Print the listing as it stands, omitting all images.

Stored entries
○ ○ ○ ○
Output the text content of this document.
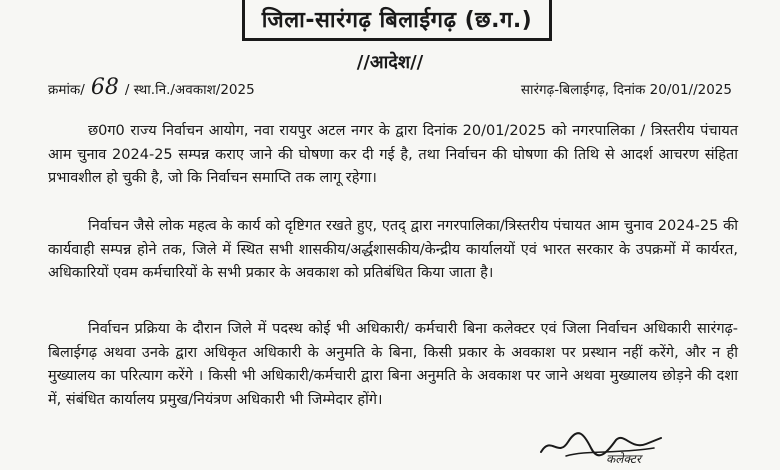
जिला-सारंगढ़ बिलाईगढ़ (छ.ग.)
//आदेश//
क्रमांक/ 68 / स्था.नि./अवकाश/2025	सारंगढ़-बिलाईगढ़, दिनांक 20/01//2025

छ0ग0 राज्य निर्वाचन आयोग, नवा रायपुर अटल नगर के द्वारा दिनांक 20/01/2025 को नगरपालिका / त्रिस्तरीय पंचायत आम चुनाव 2024-25 सम्पन्न कराए जाने की घोषणा कर दी गई है, तथा निर्वाचन की घोषणा की तिथि से आदर्श आचरण संहिता प्रभावशील हो चुकी है, जो कि निर्वाचन समाप्ति तक लागू रहेगा।

निर्वाचन जैसे लोक महत्व के कार्य को दृष्टिगत रखते हुए, एतद् द्वारा नगरपालिका/त्रिस्तरीय पंचायत आम चुनाव 2024-25 की कार्यवाही सम्पन्न होने तक, जिले में स्थित सभी शासकीय/अर्द्धशासकीय/केन्द्रीय कार्यालयों एवं भारत सरकार के उपक्रमों में कार्यरत, अधिकारियों एवम कर्मचारियों के सभी प्रकार के अवकाश को प्रतिबंधित किया जाता है।

निर्वाचन प्रक्रिया के दौरान जिले में पदस्थ कोई भी अधिकारी/ कर्मचारी बिना कलेक्टर एवं जिला निर्वाचन अधिकारी सारंगढ़-बिलाईगढ़ अथवा उनके द्वारा अधिकृत अधिकारी के अनुमति के बिना, किसी प्रकार के अवकाश पर प्रस्थान नहीं करेंगे, और न ही मुख्यालय का परित्याग करेंगे । किसी भी अधिकारी/कर्मचारी द्वारा बिना अनुमति के अवकाश पर जाने अथवा मुख्यालय छोड़ने की दशा में, संबंधित कार्यालय प्रमुख/नियंत्रण अधिकारी भी जिम्मेदार होंगे।

कलेक्टर
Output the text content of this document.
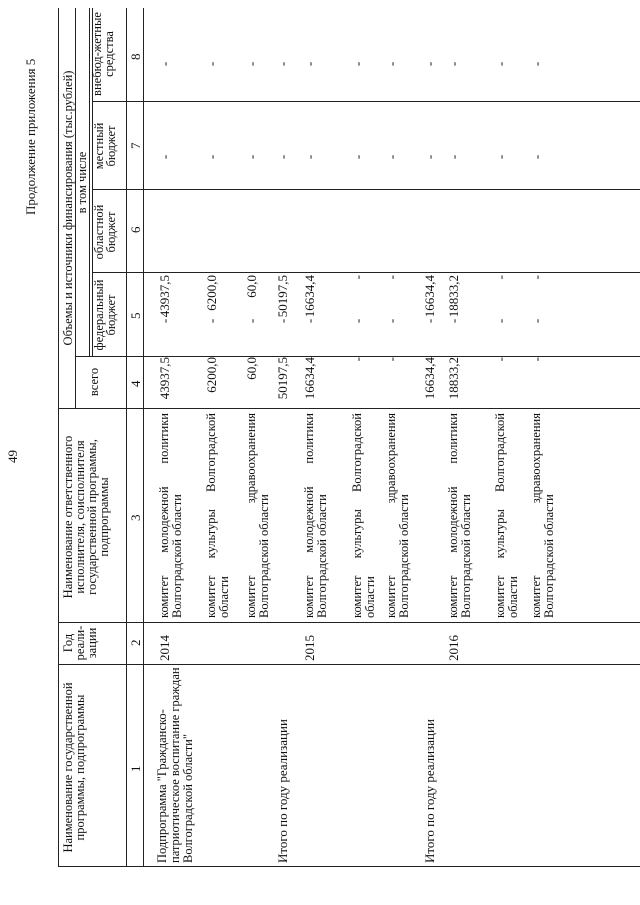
49
Продолжение приложения 5
Наименование государственной программы, подпрограммы
Год реали-зации
Наименование ответственного исполнителя, соисполнителя государственной программы, подпрограммы
Объемы и источники финансирования (тыс.рублей)
всего
в том числе
федеральный бюджет
областной бюджет
местный бюджет
внебюд-жетные средства
1
2
3
4
5
6
7
8
Подпрограмма "Гражданско-патриотическое воспитание граждан Волгоградской области"
2014
комитет молодежной политики Волгоградской области
43937,5
-
43937,5
-
-
комитет культуры Волгоградской области
6200,0
-
6200,0
-
-
комитет здравоохранения Волгоградской области
60,0
-
60,0
-
-
Итого по году реализации
50197,5
-
50197,5
-
-
2015
комитет молодежной политики Волгоградской области
16634,4
-
16634,4
-
-
комитет культуры Волгоградской области
-
-
-
-
-
комитет здравоохранения Волгоградской области
-
-
-
-
-
Итого по году реализации
16634,4
-
16634,4
-
-
2016
комитет молодежной политики Волгоградской области
18833,2
-
18833,2
-
-
комитет культуры Волгоградской области
-
-
-
-
-
комитет здравоохранения Волгоградской области
-
-
-
-
-
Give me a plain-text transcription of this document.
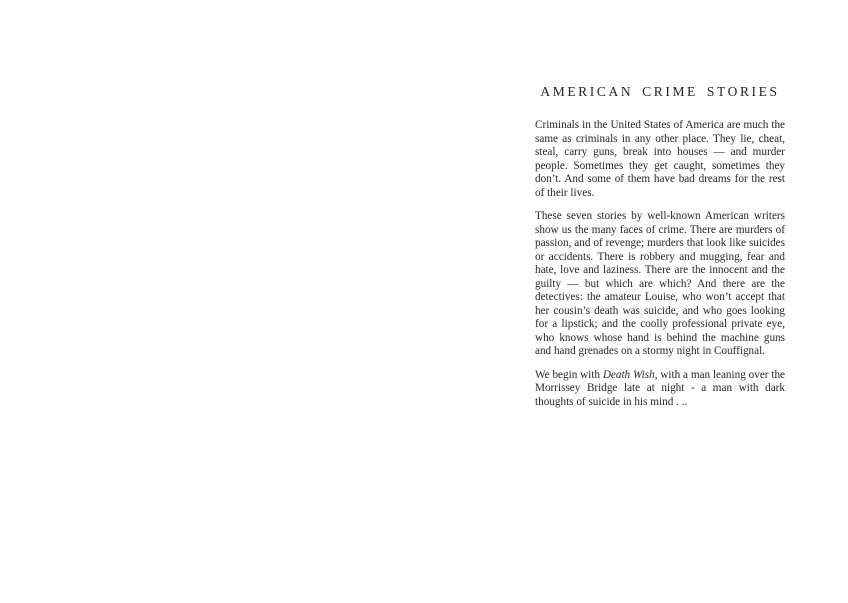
AMERICAN CRIME STORIES

Criminals in the United States of America are much the same as criminals in any other place. They lie, cheat, steal, carry guns, break into houses — and murder people. Sometimes they get caught, sometimes they don’t. And some of them have bad dreams for the rest of their lives.

These seven stories by well-known American writers show us the many faces of crime. There are murders of passion, and of revenge; murders that look like suicides or accidents. There is robbery and mugging, fear and hate, love and laziness. There are the innocent and the guilty — but which are which? And there are the detectives: the amateur Louise, who won’t accept that her cousin’s death was suicide, and who goes looking for a lipstick; and the coolly professional private eye, who knows whose hand is behind the machine guns and hand grenades on a stormy night in Couffignal.

We begin with Death Wish, with a man leaning over the Morrissey Bridge late at night - a man with dark thoughts of suicide in his mind . ..
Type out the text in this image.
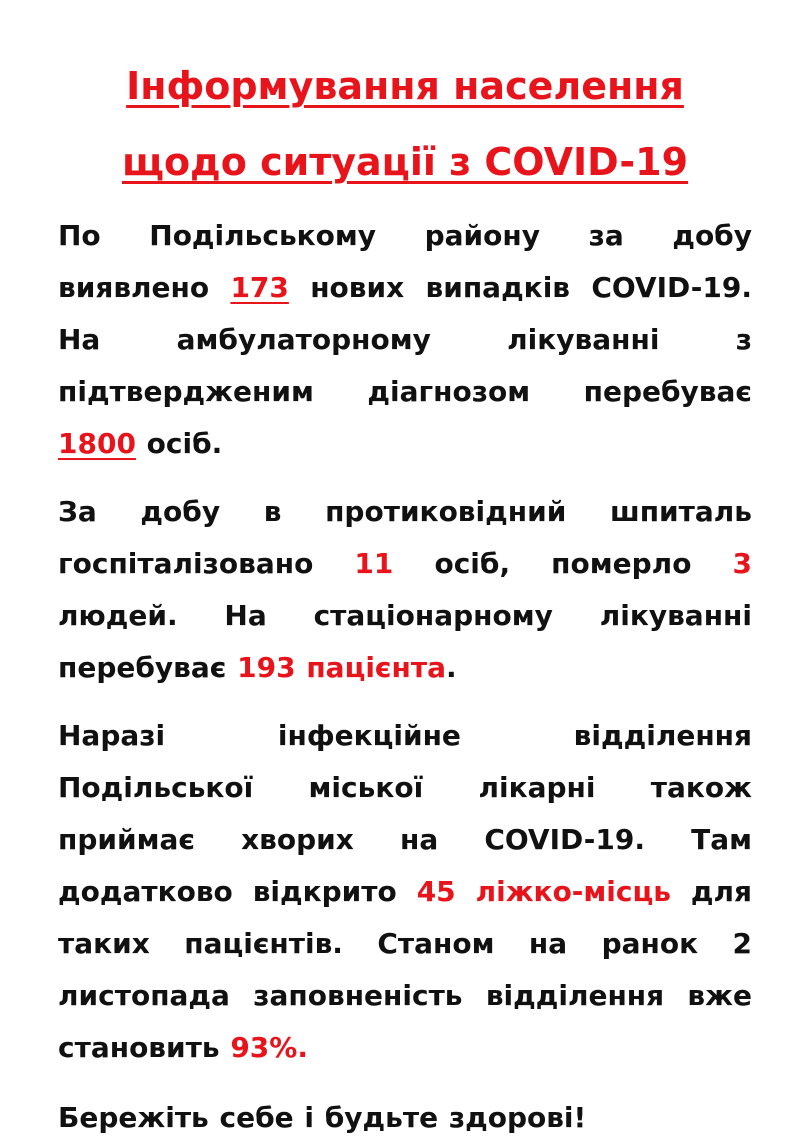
Інформування населення
щодо ситуації з COVID-19

По Подільському району за добу виявлено 173 нових випадків COVID-19. На амбулаторному лікуванні з підтвердженим діагнозом перебуває 1800 осіб.

За добу в протиковідний шпиталь госпіталізовано 11 осіб, померло 3 людей. На стаціонарному лікуванні перебуває 193 пацієнта.

Наразі інфекційне відділення Подільської міської лікарні також приймає хворих на COVID-19. Там додатково відкрито 45 ліжко-місць для таких пацієнтів. Станом на ранок 2 листопада заповненість відділення вже становить 93%.

Бережіть себе і будьте здорові!
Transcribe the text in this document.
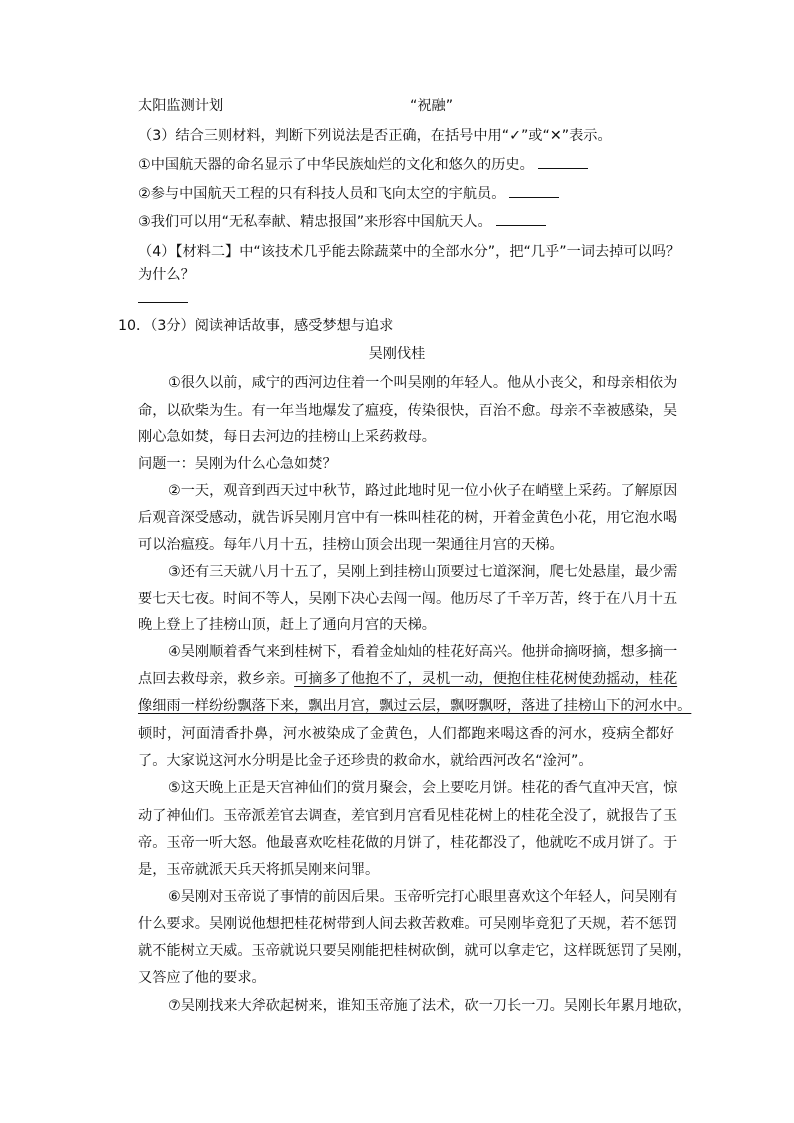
太阳监测计划	“祝融”
（3）结合三则材料，判断下列说法是否正确，在括号中用“✓”或“✕”表示。
①中国航天器的命名显示了中华民族灿烂的文化和悠久的历史。
②参与中国航天工程的只有科技人员和飞向太空的宇航员。
③我们可以用“无私奉献、精忠报国”来形容中国航天人。
（4）【材料二】中“该技术几乎能去除蔬菜中的全部水分”，把“几乎”一词去掉可以吗？
为什么？
10．（3分）阅读神话故事，感受梦想与追求
吴刚伐桂
①很久以前，咸宁的西河边住着一个叫吴刚的年轻人。他从小丧父，和母亲相依为
命，以砍柴为生。有一年当地爆发了瘟疫，传染很快，百治不愈。母亲不幸被感染，吴
刚心急如焚，每日去河边的挂榜山上采药救母。
问题一：吴刚为什么心急如焚？
②一天，观音到西天过中秋节，路过此地时见一位小伙子在峭壁上采药。了解原因
后观音深受感动，就告诉吴刚月宫中有一株叫桂花的树，开着金黄色小花，用它泡水喝
可以治瘟疫。每年八月十五，挂榜山顶会出现一架通往月宫的天梯。
③还有三天就八月十五了，吴刚上到挂榜山顶要过七道深涧，爬七处悬崖，最少需
要七天七夜。时间不等人，吴刚下决心去闯一闯。他历尽了千辛万苦，终于在八月十五
晚上登上了挂榜山顶，赶上了通向月宫的天梯。
④吴刚顺着香气来到桂树下，看着金灿灿的桂花好高兴。他拼命摘呀摘，想多摘一
点回去救母亲，救乡亲。可摘多了他抱不了，灵机一动，便抱住桂花树使劲摇动，桂花
像细雨一样纷纷飘落下来，飘出月宫，飘过云层，飘呀飘呀，落进了挂榜山下的河水中。
顿时，河面清香扑鼻，河水被染成了金黄色，人们都跑来喝这香的河水，疫病全都好
了。大家说这河水分明是比金子还珍贵的救命水，就给西河改名“淦河”。
⑤这天晚上正是天宫神仙们的赏月聚会，会上要吃月饼。桂花的香气直冲天宫，惊
动了神仙们。玉帝派差官去调查，差官到月宫看见桂花树上的桂花全没了，就报告了玉
帝。玉帝一听大怒。他最喜欢吃桂花做的月饼了，桂花都没了，他就吃不成月饼了。于
是，玉帝就派天兵天将抓吴刚来问罪。
⑥吴刚对玉帝说了事情的前因后果。玉帝听完打心眼里喜欢这个年轻人，问吴刚有
什么要求。吴刚说他想把桂花树带到人间去救苦救难。可吴刚毕竟犯了天规，若不惩罚
就不能树立天威。玉帝就说只要吴刚能把桂树砍倒，就可以拿走它，这样既惩罚了吴刚，
又答应了他的要求。
⑦吴刚找来大斧砍起树来，谁知玉帝施了法术，砍一刀长一刀。吴刚长年累月地砍，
○ ○ ○ ○
## Response:
Output the text content of this document.
जिला-सारंगढ़ बिलाईगढ़ (छ.ग.)
//आदेश//
क्रमांक/ 68 / स्था.नि./अवकाश/2025	सारंगढ़-बिलाईगढ़, दिनांक 20/01//2025

छ0ग0 राज्य निर्वाचन आयोग, नवा रायपुर अटल नगर के द्वारा दिनांक 20/01/2025 को नगरपालिका / त्रिस्तरीय पंचायत आम चुनाव 2024-25 सम्पन्न कराए जाने की घोषणा कर दी गई है, तथा निर्वाचन की घोषणा की तिथि से आदर्श आचरण संहिता प्रभावशील हो चुकी है, जो कि निर्वाचन समाप्ति तक लागू रहेगा।

निर्वाचन जैसे लोक महत्व के कार्य को दृष्टिगत रखते हुए, एतद् द्वारा नगरपालिका/त्रिस्तरीय पंचायत आम चुनाव 2024-25 की कार्यवाही सम्पन्न होने तक, जिले में स्थित सभी शासकीय/अर्द्धशासकीय/केन्द्रीय कार्यालयों एवं भारत सरकार के उपक्रमों में कार्यरत, अधिकारियों एवम कर्मचारियों के सभी प्रकार के अवकाश को प्रतिबंधित किया जाता है।

निर्वाचन प्रक्रिया के दौरान जिले में पदस्थ कोई भी अधिकारी/ कर्मचारी बिना कलेक्टर एवं जिला निर्वाचन अधिकारी सारंगढ़-बिलाईगढ़ अथवा उनके द्वारा अधिकृत अधिकारी के अनुमति के बिना, किसी प्रकार के अवकाश पर प्रस्थान नहीं करेंगे, और न ही मुख्यालय का परित्याग करेंगे । किसी भी अधिकारी/कर्मचारी द्वारा बिना अनुमति के अवकाश पर जाने अथवा मुख्यालय छोड़ने की दशा में, संबंधित कार्यालय प्रमुख/नियंत्रण अधिकारी भी जिम्मेदार होंगे।

कलेक्टर
Output the text content of this document.
49
Продолжение приложения 5
Наименование государственной программы, подпрограммы
Год реали-зации
Наименование ответственного исполнителя, соисполнителя государственной программы, подпрограммы
Объемы и источники финансирования (тыс.рублей)
всего
в том числе
федеральный бюджет
областной бюджет
местный бюджет
внебюд-жетные средства
1
2
3
4
5
6
7
8
Подпрограмма "Гражданско-патриотическое воспитание граждан Волгоградской области"
2014
комитет молодежной политики Волгоградской области
43937,5
-
43937,5
-
-
комитет культуры Волгоградской области
6200,0
-
6200,0
-
-
комитет здравоохранения Волгоградской области
60,0
-
60,0
-
-
Итого по году реализации
50197,5
-
50197,5
-
-
2015
комитет молодежной политики Волгоградской области
16634,4
-
16634,4
-
-
комитет культуры Волгоградской области
-
-
-
-
-
комитет здравоохранения Волгоградской области
-
-
-
-
-
Итого по году реализации
16634,4
-
16634,4
-
-
2016
комитет молодежной политики Волгоградской области
18833,2
-
18833,2
-
-
комитет культуры Волгоградской области
-
-
-
-
-
комитет здравоохранения Волгоградской области
-
-
-
-
-
Give me a plain-text transcription of this document.
AMERICAN CRIME STORIES

Criminals in the United States of America are much the same as criminals in any other place. They lie, cheat, steal, carry guns, break into houses — and murder people. Sometimes they get caught, sometimes they don’t. And some of them have bad dreams for the rest of their lives.

These seven stories by well-known American writers show us the many faces of crime. There are murders of passion, and of revenge; murders that look like suicides or accidents. There is robbery and mugging, fear and hate, love and laziness. There are the innocent and the guilty — but which are which? And there are the detectives: the amateur Louise, who won’t accept that her cousin’s death was suicide, and who goes looking for a lipstick; and the coolly professional private eye, who knows whose hand is behind the machine guns and hand grenades on a stormy night in Couffignal.

We begin with Death Wish, with a man leaning over the Morrissey Bridge late at night - a man with dark thoughts of suicide in his mind . ..
Type out the text in this image.
Інформування населення
щодо ситуації з COVID-19

По Подільському району за добу виявлено 173 нових випадків COVID-19. На амбулаторному лікуванні з підтвердженим діагнозом перебуває 1800 осіб.

За добу в протиковідний шпиталь госпіталізовано 11 осіб, померло 3 людей. На стаціонарному лікуванні перебуває 193 пацієнта.

Наразі інфекційне відділення Подільської міської лікарні також приймає хворих на COVID-19. Там додатково відкрито 45 ліжко-місць для таких пацієнтів. Станом на ранок 2 листопада заповненість відділення вже становить 93%.

Бережіть себе і будьте здорові!
Transcribe the text in this document.
太阳监测计划	“祝融”
（3）结合三则材料，判断下列说法是否正确，在括号中用“✓”或“✕”表示。
①中国航天器的命名显示了中华民族灿烂的文化和悠久的历史。
②参与中国航天工程的只有科技人员和飞向太空的宇航员。
③我们可以用“无私奉献、精忠报国”来形容中国航天人。
（4）【材料二】中“该技术几乎能去除蔬菜中的全部水分”，把“几乎”一词去掉可以吗？
为什么？
10．（3分）阅读神话故事，感受梦想与追求
吴刚伐桂
①很久以前，咸宁的西河边住着一个叫吴刚的年轻人。他从小丧父，和母亲相依为
命，以砍柴为生。有一年当地爆发了瘟疫，传染很快，百治不愈。母亲不幸被感染，吴
刚心急如焚，每日去河边的挂榜山上采药救母。
问题一：吴刚为什么心急如焚？
②一天，观音到西天过中秋节，路过此地时见一位小伙子在峭壁上采药。了解原因
后观音深受感动，就告诉吴刚月宫中有一株叫桂花的树，开着金黄色小花，用它泡水喝
可以治瘟疫。每年八月十五，挂榜山顶会出现一架通往月宫的天梯。
③还有三天就八月十五了，吴刚上到挂榜山顶要过七道深涧，爬七处悬崖，最少需
要七天七夜。时间不等人，吴刚下决心去闯一闯。他历尽了千辛万苦，终于在八月十五
晚上登上了挂榜山顶，赶上了通向月宫的天梯。
④吴刚顺着香气来到桂树下，看着金灿灿的桂花好高兴。他拼命摘呀摘，想多摘一
点回去救母亲，救乡亲。可摘多了他抱不了，灵机一动，便抱住桂花树使劲摇动，桂花
像细雨一样纷纷飘落下来，飘出月宫，飘过云层，飘呀飘呀，落进了挂榜山下的河水中。
顿时，河面清香扑鼻，河水被染成了金黄色，人们都跑来喝这香的河水，疫病全都好
了。大家说这河水分明是比金子还珍贵的救命水，就给西河改名“淦河”。
⑤这天晚上正是天宫神仙们的赏月聚会，会上要吃月饼。桂花的香气直冲天宫，惊
动了神仙们。玉帝派差官去调查，差官到月宫看见桂花树上的桂花全没了，就报告了玉
帝。玉帝一听大怒。他最喜欢吃桂花做的月饼了，桂花都没了，他就吃不成月饼了。于
是，玉帝就派天兵天将抓吴刚来问罪。
⑥吴刚对玉帝说了事情的前因后果。玉帝听完打心眼里喜欢这个年轻人，问吴刚有
什么要求。吴刚说他想把桂花树带到人间去救苦救难。可吴刚毕竟犯了天规，若不惩罚
就不能树立天威。玉帝就说只要吴刚能把桂树砍倒，就可以拿走它，这样既惩罚了吴刚，
又答应了他的要求。
⑦吴刚找来大斧砍起树来，谁知玉帝施了法术，砍一刀长一刀。吴刚长年累月地砍，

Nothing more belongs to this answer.